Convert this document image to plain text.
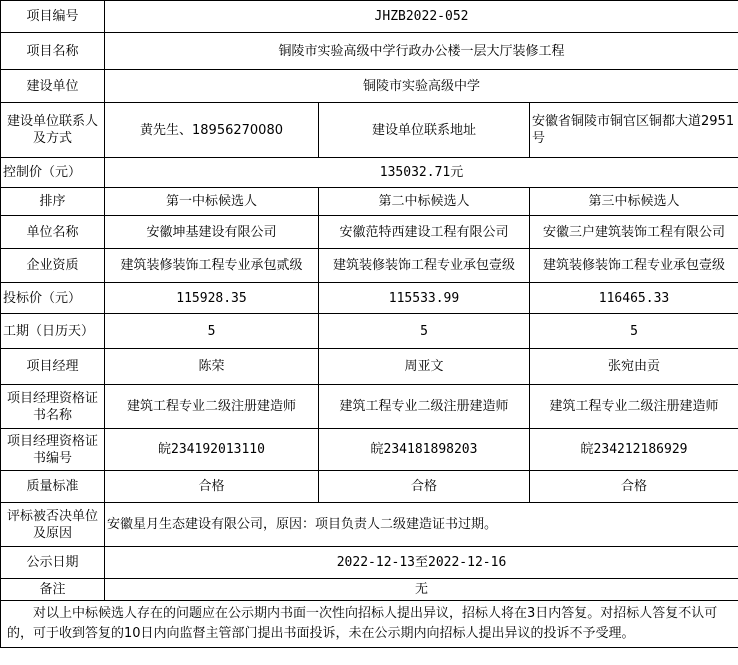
项目编号	JHZB2022-052		
项目名称	铜陵市实验高级中学行政办公楼一层大厅装修工程		
建设单位	铜陵市实验高级中学		
建设单位联系人及方式	黄先生、18956270080	建设单位联系地址	安徽省铜陵市铜官区铜都大道2951号
控制价（元）	135032.71元		
排序	第一中标候选人	第二中标候选人	第三中标候选人
单位名称	安徽坤基建设有限公司	安徽范特西建设工程有限公司	安徽三户建筑装饰工程有限公司
企业资质	建筑装修装饰工程专业承包贰级	建筑装修装饰工程专业承包壹级	建筑装修装饰工程专业承包壹级
投标价（元）	115928.35	115533.99	116465.33
工期（日历天）	5	5	5
项目经理	陈荣	周亚文	张宛由贡
项目经理资格证书名称	建筑工程专业二级注册建造师	建筑工程专业二级注册建造师	建筑工程专业二级注册建造师
项目经理资格证书编号	皖234192013110	皖234181898203	皖234212186929
质量标准	合格	合格	合格
评标被否决单位及原因	安徽星月生态建设有限公司，原因：项目负责人二级建造证书过期。		
公示日期	2022-12-13至2022-12-16		
备注	无		
对以上中标候选人存在的问题应在公示期内书面一次性向招标人提出异议，招标人将在3日内答复。对招标人答复不认可的，可于收到答复的10日内向监督主管部门提出书面投诉，未在公示期内向招标人提出异议的投诉不予受理。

**YOUR GOAL:**
Exactly reproduce the entries above, minus the pictures.

**SOLUTION TO THIS PROBLEM:**
Convert this document image to plain text.
项目编号	JHZB2022-052		
项目名称	铜陵市实验高级中学行政办公楼一层大厅装修工程		
建设单位	铜陵市实验高级中学		
建设单位联系人及方式	黄先生、18956270080	建设单位联系地址	安徽省铜陵市铜官区铜都大道2951号
控制价（元）	135032.71元		
排序	第一中标候选人	第二中标候选人	第三中标候选人
单位名称	安徽坤基建设有限公司	安徽范特西建设工程有限公司	安徽三户建筑装饰工程有限公司
企业资质	建筑装修装饰工程专业承包贰级	建筑装修装饰工程专业承包壹级	建筑装修装饰工程专业承包壹级
投标价（元）	115928.35	115533.99	116465.33
工期（日历天）	5	5	5
项目经理	陈荣	周亚文	张宛由贡
项目经理资格证书名称	建筑工程专业二级注册建造师	建筑工程专业二级注册建造师	建筑工程专业二级注册建造师
项目经理资格证书编号	皖234192013110	皖234181898203	皖234212186929
质量标准	合格	合格	合格
评标被否决单位及原因	安徽星月生态建设有限公司，原因：项目负责人二级建造证书过期。		
公示日期	2022-12-13至2022-12-16		
备注	无		
对以上中标候选人存在的问题应在公示期内书面一次性向招标人提出异议，招标人将在3日内答复。对招标人答复不认可的，可于收到答复的10日内向监督主管部门提出书面投诉，未在公示期内向招标人提出异议的投诉不予受理。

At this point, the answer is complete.